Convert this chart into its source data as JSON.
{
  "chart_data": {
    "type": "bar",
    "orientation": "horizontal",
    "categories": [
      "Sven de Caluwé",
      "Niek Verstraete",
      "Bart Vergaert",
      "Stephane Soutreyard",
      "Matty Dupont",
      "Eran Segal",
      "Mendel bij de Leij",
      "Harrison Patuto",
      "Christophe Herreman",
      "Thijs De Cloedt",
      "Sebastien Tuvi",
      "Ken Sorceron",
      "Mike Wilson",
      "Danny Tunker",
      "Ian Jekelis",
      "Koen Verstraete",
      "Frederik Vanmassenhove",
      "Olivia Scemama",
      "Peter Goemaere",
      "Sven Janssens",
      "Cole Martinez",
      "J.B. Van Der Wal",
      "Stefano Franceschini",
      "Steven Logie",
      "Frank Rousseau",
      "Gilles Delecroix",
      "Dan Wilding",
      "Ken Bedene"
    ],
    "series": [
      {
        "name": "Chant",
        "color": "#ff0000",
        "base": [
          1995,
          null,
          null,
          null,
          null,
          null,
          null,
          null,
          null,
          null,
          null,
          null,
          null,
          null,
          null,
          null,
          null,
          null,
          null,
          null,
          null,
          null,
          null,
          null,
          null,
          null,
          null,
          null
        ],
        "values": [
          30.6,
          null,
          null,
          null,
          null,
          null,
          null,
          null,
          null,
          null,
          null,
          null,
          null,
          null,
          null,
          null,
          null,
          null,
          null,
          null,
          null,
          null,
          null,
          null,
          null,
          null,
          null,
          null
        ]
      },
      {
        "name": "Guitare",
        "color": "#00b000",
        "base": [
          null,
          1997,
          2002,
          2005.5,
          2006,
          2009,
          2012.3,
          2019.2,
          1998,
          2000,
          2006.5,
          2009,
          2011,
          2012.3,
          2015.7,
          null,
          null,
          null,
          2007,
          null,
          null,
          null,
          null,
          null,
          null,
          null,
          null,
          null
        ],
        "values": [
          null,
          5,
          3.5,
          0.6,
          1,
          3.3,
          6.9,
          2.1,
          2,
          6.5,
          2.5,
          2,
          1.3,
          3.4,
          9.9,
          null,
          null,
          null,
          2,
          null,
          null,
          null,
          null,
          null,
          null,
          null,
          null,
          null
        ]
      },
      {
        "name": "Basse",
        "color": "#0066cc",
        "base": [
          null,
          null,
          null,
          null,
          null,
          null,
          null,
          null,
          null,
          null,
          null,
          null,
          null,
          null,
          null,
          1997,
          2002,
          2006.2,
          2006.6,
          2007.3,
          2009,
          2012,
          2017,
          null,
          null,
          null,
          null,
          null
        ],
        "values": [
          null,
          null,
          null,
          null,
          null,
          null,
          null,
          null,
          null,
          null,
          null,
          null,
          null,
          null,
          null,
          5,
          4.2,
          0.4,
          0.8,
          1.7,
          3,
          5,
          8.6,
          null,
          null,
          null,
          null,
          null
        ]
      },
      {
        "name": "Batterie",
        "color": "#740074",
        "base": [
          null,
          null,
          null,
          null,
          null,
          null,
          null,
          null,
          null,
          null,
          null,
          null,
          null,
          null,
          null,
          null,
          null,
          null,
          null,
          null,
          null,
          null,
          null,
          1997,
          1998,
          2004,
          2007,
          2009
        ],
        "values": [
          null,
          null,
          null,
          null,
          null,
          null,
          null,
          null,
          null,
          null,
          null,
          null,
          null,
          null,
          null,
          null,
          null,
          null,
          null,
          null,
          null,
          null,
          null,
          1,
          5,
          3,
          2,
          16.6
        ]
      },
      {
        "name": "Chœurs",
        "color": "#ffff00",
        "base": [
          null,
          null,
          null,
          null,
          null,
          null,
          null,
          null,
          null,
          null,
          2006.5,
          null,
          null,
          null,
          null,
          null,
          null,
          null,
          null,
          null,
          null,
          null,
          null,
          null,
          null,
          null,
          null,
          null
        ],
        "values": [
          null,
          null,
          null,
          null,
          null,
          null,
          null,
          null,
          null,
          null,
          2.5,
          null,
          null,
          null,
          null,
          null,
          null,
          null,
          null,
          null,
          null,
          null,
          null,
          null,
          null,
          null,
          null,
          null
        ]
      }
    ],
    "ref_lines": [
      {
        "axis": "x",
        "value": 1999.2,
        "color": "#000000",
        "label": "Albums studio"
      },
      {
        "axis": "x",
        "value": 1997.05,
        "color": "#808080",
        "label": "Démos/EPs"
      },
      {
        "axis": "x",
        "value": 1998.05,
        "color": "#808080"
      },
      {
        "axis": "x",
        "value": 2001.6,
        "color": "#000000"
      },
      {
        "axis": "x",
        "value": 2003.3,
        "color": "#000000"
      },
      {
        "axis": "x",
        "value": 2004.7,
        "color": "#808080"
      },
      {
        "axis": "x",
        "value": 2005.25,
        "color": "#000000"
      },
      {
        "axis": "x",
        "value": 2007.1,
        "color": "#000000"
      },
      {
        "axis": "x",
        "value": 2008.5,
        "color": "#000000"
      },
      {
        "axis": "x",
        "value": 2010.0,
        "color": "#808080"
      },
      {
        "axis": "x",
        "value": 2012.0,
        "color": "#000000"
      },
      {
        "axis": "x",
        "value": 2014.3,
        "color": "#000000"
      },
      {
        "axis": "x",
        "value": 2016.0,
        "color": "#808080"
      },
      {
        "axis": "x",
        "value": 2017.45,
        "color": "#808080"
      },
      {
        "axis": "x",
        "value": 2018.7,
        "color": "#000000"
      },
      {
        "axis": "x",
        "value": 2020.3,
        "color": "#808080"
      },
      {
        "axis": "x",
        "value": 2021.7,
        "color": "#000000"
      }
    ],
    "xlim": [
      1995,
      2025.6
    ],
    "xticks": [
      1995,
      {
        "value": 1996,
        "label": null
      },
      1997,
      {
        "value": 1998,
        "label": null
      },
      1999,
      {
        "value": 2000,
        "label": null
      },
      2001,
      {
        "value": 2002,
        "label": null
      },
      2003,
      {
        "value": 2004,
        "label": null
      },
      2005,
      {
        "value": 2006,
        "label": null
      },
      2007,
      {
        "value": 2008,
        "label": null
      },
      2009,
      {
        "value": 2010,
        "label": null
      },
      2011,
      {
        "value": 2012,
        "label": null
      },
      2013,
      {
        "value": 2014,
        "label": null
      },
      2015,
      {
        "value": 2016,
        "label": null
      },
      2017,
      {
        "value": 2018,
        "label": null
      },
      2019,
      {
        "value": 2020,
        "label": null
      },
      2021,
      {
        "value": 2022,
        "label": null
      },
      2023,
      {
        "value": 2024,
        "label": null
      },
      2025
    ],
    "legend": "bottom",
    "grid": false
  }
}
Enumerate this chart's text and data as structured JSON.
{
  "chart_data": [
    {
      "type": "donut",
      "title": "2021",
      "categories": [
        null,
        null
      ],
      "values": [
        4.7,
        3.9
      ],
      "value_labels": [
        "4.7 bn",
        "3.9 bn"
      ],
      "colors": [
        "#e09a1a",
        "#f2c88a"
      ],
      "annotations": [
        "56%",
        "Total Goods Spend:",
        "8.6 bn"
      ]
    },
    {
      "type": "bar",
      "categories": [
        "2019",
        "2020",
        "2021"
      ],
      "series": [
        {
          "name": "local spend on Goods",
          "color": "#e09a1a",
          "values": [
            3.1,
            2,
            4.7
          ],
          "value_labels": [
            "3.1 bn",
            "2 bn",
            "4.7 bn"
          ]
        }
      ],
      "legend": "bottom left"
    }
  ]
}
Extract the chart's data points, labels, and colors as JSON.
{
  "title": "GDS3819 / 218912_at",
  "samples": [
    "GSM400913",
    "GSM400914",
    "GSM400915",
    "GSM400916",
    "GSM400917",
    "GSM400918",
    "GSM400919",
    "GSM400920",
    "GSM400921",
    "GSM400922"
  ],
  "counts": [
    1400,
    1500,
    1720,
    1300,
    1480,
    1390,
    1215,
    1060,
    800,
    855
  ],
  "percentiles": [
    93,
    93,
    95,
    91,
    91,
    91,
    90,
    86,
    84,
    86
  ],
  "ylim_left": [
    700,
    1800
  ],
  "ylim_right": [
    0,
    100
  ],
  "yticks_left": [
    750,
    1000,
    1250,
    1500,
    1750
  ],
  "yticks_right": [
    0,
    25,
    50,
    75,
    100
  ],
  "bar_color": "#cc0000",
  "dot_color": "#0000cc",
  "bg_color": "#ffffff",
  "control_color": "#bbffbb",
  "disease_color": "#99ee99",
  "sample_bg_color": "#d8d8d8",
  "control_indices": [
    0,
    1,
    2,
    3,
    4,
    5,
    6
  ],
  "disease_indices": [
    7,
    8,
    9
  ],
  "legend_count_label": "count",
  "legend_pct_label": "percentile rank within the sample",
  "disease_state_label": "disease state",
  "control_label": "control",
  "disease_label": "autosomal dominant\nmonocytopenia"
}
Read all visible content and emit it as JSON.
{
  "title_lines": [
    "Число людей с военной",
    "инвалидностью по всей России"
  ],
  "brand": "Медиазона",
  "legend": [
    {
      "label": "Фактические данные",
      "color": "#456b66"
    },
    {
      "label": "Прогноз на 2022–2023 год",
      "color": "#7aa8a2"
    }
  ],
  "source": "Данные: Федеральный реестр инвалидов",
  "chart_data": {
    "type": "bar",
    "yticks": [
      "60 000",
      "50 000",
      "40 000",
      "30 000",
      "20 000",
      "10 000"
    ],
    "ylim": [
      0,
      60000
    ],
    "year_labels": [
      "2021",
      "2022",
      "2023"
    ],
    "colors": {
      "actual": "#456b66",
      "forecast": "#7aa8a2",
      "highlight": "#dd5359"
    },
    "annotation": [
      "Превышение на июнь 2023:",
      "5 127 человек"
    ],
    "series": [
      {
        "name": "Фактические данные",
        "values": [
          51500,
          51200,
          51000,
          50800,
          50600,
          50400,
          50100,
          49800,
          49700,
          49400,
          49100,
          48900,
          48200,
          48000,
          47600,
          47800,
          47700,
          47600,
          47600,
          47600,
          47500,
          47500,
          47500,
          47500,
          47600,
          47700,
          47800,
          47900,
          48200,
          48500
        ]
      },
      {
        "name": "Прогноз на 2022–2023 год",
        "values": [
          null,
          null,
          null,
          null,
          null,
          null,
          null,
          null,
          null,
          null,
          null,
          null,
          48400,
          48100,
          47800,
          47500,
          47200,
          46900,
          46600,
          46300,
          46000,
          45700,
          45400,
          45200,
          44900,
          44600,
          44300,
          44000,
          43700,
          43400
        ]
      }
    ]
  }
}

---*---

# What you should do:
Lines of the material that contain the word "source" are to be gathered.

# Exercise output:
Convert this chart into its source data as JSON.
  "source": "Данные: Федеральный реестр инвалидов",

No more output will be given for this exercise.